TASK REQUIREMENTS –
a – In the text on architecture theses, what does it say light is instead of a thesis?
b – Pick up the text on architecture theses right after its final line, "So what's left?", and keep writing.

SOURCE EXTRACT –

☆ ☆ ☆

24.8.09

What is a thesis?

Two documents as you get started. The first is from Pablo Garcia's syllabus for Thesis Prep last year:

What Isn’t a Thesis? (It's sometimes easier to define what something isn’t.)


An Architecture thesis is not:

- A Written Paper. The Architecture Thesis is a project executed in analog or digital drawings, models, constructions, diagrams, with all the accompanying process work.


- A Device. You cannot say “My thesis is about light”. Light is a device through which architecture is manifest and perceived. It is not a thesis.


- A Question: You cannot ask “Why is architecture so cool?”


- An Announcement: “I will use architectural concrete in a new way”


- Vague Statements: “Modernism is bad”


- A Limited Subject: “Housing” “Libraries” “Hospitals”


- A List: “Light, Space, Form, Structure, Environment, and Architecture”


- An Autobiography: “A House for an Architecture Thesis Student’s Parents”


So what’s left?

☆ ☆ ☆

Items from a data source
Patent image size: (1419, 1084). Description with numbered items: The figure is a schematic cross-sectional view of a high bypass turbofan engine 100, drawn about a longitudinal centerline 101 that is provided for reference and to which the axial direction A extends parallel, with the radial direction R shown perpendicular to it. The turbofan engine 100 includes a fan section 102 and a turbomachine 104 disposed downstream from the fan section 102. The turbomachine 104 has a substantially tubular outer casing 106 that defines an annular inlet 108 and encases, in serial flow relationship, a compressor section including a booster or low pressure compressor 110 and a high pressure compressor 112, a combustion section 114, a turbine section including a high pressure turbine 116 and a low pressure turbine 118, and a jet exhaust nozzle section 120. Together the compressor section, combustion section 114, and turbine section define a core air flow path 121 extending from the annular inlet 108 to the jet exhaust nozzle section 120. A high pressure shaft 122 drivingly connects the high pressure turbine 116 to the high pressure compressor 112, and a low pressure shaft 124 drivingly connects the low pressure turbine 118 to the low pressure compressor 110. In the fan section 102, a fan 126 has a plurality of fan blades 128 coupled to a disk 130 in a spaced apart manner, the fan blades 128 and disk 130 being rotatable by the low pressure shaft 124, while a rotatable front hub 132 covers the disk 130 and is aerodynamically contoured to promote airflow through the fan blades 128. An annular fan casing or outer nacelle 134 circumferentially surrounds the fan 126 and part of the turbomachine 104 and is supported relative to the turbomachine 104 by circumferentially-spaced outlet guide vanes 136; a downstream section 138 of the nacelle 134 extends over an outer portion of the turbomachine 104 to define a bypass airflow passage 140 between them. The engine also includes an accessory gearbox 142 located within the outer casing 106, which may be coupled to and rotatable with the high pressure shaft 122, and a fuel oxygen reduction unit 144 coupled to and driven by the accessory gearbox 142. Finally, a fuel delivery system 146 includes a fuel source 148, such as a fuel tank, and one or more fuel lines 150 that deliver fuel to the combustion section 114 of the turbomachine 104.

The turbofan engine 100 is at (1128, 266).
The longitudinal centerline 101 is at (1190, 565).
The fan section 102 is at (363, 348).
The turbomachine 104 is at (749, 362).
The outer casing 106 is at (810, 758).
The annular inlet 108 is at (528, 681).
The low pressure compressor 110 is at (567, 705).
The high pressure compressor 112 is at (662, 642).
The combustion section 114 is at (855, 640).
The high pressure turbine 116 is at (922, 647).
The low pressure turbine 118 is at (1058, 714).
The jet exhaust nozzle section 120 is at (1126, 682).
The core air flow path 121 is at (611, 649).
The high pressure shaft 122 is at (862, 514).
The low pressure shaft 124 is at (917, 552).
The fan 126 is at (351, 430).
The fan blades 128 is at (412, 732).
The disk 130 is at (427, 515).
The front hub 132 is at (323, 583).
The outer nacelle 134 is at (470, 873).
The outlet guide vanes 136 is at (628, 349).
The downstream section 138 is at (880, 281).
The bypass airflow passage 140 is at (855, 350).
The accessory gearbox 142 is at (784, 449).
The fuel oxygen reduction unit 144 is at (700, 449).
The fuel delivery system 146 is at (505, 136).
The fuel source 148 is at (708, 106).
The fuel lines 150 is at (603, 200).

☆ ☆ ☆

ANSWERS TO EACH TASK –
a – A device through which architecture is manifest and perceived.

b –
A THESIS IS A POSITION. It is a claim or a speculation you make about architecture and its relationship to the world. You should be able to say: “Architecture is _____”, Architecture can ______” or “What if Architecture ______”. This is your chance to do more than demonstrate your accumulated skills—you are positing a direction for architecture, speculating on an aspect of the discipline, taking a stand on an architectural issue.
The second piece was sent to me by Luis Carranza, a good friend and mentor who teaches at RWU (actually, we stole the idea of this blog, and many other good ideas, from him). Written by Jose Luis Mateo of MAP, the article is entitled "How to Draw Up A Project." It's a good read, intended to provoke. I highly recommend that you read it, because responding to it is your first graded assignment. Let this piece provoke you into a verbal response, but also let it inspire you to create your first visual piece as well.